The task ->
Copy the line containing "Convert this document image to plain text.", then all lines after it up to and including the final line of the material, exactly and without additions.

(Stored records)
start

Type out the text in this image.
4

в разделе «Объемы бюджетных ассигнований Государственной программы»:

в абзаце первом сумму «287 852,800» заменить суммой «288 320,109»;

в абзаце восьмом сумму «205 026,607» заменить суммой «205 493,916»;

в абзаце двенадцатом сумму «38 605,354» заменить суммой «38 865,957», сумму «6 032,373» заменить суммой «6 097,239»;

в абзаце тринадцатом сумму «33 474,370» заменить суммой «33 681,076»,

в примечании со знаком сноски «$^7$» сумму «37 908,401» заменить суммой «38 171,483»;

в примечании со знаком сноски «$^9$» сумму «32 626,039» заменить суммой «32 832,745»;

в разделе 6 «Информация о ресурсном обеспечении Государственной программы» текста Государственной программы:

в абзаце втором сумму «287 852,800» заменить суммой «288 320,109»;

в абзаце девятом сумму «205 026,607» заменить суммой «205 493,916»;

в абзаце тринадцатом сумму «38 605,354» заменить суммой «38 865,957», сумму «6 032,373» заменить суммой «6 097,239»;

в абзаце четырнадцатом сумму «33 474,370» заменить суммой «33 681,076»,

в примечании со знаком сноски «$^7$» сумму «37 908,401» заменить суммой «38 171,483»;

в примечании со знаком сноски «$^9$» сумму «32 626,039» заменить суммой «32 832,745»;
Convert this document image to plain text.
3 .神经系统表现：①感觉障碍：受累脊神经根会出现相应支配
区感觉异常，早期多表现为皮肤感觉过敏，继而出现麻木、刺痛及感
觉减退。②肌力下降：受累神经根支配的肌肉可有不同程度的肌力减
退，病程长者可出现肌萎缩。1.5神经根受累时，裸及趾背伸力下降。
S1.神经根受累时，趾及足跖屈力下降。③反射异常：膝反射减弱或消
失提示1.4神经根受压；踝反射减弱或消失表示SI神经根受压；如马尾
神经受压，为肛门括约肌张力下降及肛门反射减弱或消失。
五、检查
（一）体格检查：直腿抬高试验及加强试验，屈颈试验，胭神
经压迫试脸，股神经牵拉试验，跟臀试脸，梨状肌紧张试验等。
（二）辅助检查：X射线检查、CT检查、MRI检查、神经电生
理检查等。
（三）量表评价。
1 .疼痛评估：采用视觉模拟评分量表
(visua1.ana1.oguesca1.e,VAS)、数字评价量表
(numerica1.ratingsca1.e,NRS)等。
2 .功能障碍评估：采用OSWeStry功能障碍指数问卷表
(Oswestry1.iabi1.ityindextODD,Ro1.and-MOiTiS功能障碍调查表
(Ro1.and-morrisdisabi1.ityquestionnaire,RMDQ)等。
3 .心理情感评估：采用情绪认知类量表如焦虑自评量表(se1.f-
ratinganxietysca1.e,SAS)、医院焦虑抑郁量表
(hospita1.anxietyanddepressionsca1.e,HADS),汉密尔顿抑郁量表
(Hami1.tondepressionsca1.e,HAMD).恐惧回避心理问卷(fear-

end

The solution ->
Convert this document image to plain text.
3 .神经系统表现：①感觉障碍：受累脊神经根会出现相应支配
区感觉异常，早期多表现为皮肤感觉过敏，继而出现麻木、刺痛及感
觉减退。②肌力下降：受累神经根支配的肌肉可有不同程度的肌力减
退，病程长者可出现肌萎缩。1.5神经根受累时，裸及趾背伸力下降。
S1.神经根受累时，趾及足跖屈力下降。③反射异常：膝反射减弱或消
失提示1.4神经根受压；踝反射减弱或消失表示SI神经根受压；如马尾
神经受压，为肛门括约肌张力下降及肛门反射减弱或消失。
五、检查
（一）体格检查：直腿抬高试验及加强试验，屈颈试验，胭神
经压迫试脸，股神经牵拉试验，跟臀试脸，梨状肌紧张试验等。
（二）辅助检查：X射线检查、CT检查、MRI检查、神经电生
理检查等。
（三）量表评价。
1 .疼痛评估：采用视觉模拟评分量表
(visua1.ana1.oguesca1.e,VAS)、数字评价量表
(numerica1.ratingsca1.e,NRS)等。
2 .功能障碍评估：采用OSWeStry功能障碍指数问卷表
(Oswestry1.iabi1.ityindextODD,Ro1.and-MOiTiS功能障碍调查表
(Ro1.and-morrisdisabi1.ityquestionnaire,RMDQ)等。
3 .心理情感评估：采用情绪认知类量表如焦虑自评量表(se1.f-
ratinganxietysca1.e,SAS)、医院焦虑抑郁量表
(hospita1.anxietyanddepressionsca1.e,HADS),汉密尔顿抑郁量表
(Hami1.tondepressionsca1.e,HAMD).恐惧回避心理问卷(fear-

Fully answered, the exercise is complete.